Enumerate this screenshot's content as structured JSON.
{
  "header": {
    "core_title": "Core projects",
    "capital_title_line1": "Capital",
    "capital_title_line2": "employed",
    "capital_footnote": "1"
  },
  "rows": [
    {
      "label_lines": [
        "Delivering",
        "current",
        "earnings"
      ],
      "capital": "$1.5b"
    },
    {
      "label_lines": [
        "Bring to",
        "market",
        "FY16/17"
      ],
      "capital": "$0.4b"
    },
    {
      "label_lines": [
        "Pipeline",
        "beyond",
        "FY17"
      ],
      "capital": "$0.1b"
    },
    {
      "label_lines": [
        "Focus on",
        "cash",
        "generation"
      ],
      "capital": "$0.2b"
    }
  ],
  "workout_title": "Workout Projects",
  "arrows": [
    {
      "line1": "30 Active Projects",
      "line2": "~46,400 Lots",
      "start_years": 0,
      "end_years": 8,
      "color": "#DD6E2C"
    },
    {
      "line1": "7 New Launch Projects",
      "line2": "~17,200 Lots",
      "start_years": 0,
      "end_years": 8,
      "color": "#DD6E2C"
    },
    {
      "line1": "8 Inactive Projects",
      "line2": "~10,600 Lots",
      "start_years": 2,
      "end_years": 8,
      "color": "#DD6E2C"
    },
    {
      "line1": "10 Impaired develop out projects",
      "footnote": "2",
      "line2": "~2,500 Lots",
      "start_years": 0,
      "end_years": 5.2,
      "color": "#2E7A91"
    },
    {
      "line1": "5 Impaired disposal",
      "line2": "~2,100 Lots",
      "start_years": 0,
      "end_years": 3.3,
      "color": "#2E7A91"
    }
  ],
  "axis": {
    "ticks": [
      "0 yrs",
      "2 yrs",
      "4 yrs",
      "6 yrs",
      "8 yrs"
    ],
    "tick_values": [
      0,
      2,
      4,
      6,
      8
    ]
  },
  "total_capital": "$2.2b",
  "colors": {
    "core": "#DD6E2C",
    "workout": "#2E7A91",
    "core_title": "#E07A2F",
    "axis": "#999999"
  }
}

----

> WHAT YOU HAVE TO DO
Please reproduce all of the entries exactly as they stand.

> ANSWER TO THIS EXERCISE
Enumerate this screenshot's content as structured JSON.
{
  "header": {
    "core_title": "Core projects",
    "capital_title_line1": "Capital",
    "capital_title_line2": "employed",
    "capital_footnote": "1"
  },
  "rows": [
    {
      "label_lines": [
        "Delivering",
        "current",
        "earnings"
      ],
      "capital": "$1.5b"
    },
    {
      "label_lines": [
        "Bring to",
        "market",
        "FY16/17"
      ],
      "capital": "$0.4b"
    },
    {
      "label_lines": [
        "Pipeline",
        "beyond",
        "FY17"
      ],
      "capital": "$0.1b"
    },
    {
      "label_lines": [
        "Focus on",
        "cash",
        "generation"
      ],
      "capital": "$0.2b"
    }
  ],
  "workout_title": "Workout Projects",
  "arrows": [
    {
      "line1": "30 Active Projects",
      "line2": "~46,400 Lots",
      "start_years": 0,
      "end_years": 8,
      "color": "#DD6E2C"
    },
    {
      "line1": "7 New Launch Projects",
      "line2": "~17,200 Lots",
      "start_years": 0,
      "end_years": 8,
      "color": "#DD6E2C"
    },
    {
      "line1": "8 Inactive Projects",
      "line2": "~10,600 Lots",
      "start_years": 2,
      "end_years": 8,
      "color": "#DD6E2C"
    },
    {
      "line1": "10 Impaired develop out projects",
      "footnote": "2",
      "line2": "~2,500 Lots",
      "start_years": 0,
      "end_years": 5.2,
      "color": "#2E7A91"
    },
    {
      "line1": "5 Impaired disposal",
      "line2": "~2,100 Lots",
      "start_years": 0,
      "end_years": 3.3,
      "color": "#2E7A91"
    }
  ],
  "axis": {
    "ticks": [
      "0 yrs",
      "2 yrs",
      "4 yrs",
      "6 yrs",
      "8 yrs"
    ],
    "tick_values": [
      0,
      2,
      4,
      6,
      8
    ]
  },
  "total_capital": "$2.2b",
  "colors": {
    "core": "#DD6E2C",
    "workout": "#2E7A91",
    "core_title": "#E07A2F",
    "axis": "#999999"
  }
}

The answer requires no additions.